INSTRUCTIONS TO FOLLOW: Where a line holds the string "ylabel", return that line.

DATA TO PROCESS:
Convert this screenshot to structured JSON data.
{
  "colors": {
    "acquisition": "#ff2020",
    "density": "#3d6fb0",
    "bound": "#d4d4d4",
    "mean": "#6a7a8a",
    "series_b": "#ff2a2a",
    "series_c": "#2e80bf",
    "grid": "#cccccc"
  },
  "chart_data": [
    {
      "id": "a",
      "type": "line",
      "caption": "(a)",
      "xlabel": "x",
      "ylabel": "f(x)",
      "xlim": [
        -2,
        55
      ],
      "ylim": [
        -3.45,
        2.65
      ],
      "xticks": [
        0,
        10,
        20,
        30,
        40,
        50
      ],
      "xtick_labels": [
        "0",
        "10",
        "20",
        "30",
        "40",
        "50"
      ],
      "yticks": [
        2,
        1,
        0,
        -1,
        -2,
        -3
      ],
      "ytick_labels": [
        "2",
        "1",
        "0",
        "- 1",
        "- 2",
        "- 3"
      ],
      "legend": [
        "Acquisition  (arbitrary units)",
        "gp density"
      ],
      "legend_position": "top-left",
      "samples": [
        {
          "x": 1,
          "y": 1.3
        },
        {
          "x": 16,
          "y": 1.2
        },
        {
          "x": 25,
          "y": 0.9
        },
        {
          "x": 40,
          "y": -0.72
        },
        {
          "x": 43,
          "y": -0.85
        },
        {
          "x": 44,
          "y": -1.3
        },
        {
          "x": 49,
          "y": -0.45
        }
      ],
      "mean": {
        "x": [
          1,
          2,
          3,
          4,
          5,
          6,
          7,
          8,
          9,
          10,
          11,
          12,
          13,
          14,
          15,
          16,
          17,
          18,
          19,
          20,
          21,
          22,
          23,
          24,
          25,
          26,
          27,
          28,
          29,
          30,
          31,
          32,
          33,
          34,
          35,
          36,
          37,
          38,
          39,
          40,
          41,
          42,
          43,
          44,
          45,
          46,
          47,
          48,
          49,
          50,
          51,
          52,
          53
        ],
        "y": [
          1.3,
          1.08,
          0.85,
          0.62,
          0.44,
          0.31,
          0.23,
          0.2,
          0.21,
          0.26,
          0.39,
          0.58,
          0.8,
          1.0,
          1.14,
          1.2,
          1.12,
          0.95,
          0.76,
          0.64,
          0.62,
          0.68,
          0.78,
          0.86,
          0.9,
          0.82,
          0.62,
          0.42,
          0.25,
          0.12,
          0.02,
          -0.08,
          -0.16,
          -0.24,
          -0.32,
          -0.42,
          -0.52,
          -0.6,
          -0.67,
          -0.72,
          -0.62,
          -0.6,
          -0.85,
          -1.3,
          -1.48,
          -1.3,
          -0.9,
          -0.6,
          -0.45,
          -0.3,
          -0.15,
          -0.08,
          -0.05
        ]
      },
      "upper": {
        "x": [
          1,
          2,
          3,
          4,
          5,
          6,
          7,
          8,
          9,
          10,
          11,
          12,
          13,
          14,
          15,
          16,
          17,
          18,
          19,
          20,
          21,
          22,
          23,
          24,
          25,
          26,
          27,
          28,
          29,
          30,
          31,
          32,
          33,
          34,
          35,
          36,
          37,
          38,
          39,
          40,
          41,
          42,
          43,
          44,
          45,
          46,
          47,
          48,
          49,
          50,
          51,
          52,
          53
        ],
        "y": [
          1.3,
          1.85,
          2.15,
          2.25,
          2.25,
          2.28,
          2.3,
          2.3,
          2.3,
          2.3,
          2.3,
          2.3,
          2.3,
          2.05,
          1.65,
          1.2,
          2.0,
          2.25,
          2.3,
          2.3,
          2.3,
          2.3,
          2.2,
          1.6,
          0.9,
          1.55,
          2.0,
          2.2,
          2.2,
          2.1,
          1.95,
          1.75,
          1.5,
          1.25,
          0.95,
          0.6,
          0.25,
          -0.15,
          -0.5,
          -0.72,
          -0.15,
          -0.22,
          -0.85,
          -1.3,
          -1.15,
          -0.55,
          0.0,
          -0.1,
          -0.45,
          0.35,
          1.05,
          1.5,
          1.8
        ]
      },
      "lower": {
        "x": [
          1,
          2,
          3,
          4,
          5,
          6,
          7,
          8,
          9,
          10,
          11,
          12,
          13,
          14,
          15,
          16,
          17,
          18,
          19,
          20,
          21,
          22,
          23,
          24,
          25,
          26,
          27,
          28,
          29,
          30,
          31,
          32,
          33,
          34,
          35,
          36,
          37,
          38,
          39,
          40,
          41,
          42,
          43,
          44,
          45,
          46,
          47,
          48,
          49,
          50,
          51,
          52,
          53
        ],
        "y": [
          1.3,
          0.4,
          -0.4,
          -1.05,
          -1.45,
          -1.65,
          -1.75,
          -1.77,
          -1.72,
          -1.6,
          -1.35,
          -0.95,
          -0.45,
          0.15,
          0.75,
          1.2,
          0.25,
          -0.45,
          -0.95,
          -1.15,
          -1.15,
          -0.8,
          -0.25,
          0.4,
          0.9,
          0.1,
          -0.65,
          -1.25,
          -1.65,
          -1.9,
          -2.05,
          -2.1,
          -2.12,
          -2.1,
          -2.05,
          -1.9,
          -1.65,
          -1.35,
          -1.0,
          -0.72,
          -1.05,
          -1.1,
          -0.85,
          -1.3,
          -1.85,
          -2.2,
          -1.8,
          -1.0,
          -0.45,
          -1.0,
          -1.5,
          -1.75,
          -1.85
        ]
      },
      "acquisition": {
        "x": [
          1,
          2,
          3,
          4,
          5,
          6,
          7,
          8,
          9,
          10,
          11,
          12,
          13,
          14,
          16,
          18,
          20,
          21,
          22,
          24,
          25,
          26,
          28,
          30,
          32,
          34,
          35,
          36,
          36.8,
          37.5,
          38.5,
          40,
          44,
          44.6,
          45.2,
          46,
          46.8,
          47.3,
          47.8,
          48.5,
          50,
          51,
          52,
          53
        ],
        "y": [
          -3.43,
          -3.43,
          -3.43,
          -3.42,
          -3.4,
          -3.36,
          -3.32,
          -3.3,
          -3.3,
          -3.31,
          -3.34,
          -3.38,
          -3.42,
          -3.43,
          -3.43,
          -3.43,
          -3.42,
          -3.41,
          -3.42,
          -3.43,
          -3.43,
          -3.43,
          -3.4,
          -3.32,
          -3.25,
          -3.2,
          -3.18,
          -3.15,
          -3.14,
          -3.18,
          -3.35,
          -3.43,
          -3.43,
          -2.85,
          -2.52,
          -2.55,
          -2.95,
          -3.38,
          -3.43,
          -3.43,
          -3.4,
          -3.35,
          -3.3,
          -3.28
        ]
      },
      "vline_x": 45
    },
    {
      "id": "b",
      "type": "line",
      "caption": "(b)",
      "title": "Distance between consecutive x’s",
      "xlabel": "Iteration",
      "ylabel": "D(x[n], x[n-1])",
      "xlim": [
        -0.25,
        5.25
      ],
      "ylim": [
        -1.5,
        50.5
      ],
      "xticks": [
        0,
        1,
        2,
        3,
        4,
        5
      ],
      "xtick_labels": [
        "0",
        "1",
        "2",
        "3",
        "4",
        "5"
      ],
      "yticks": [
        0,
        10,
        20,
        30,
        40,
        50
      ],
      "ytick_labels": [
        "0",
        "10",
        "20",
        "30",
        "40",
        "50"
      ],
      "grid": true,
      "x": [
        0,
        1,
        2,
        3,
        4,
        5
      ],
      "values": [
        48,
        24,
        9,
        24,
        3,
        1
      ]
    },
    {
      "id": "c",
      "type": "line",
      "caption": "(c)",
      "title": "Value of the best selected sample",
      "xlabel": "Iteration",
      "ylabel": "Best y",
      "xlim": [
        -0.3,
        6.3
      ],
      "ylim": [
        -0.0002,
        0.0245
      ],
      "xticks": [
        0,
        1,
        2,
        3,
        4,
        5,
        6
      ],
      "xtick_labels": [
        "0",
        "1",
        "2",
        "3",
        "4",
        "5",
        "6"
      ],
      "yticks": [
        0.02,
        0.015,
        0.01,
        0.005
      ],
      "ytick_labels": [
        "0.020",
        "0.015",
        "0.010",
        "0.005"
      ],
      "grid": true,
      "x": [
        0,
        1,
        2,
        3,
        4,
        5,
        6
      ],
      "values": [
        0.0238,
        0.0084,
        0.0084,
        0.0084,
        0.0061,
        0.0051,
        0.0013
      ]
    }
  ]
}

EXPECTED ANSWER:
      "ylabel": "f(x)",
      "ylabel": "D(x[n], x[n-1])",
      "ylabel": "Best y",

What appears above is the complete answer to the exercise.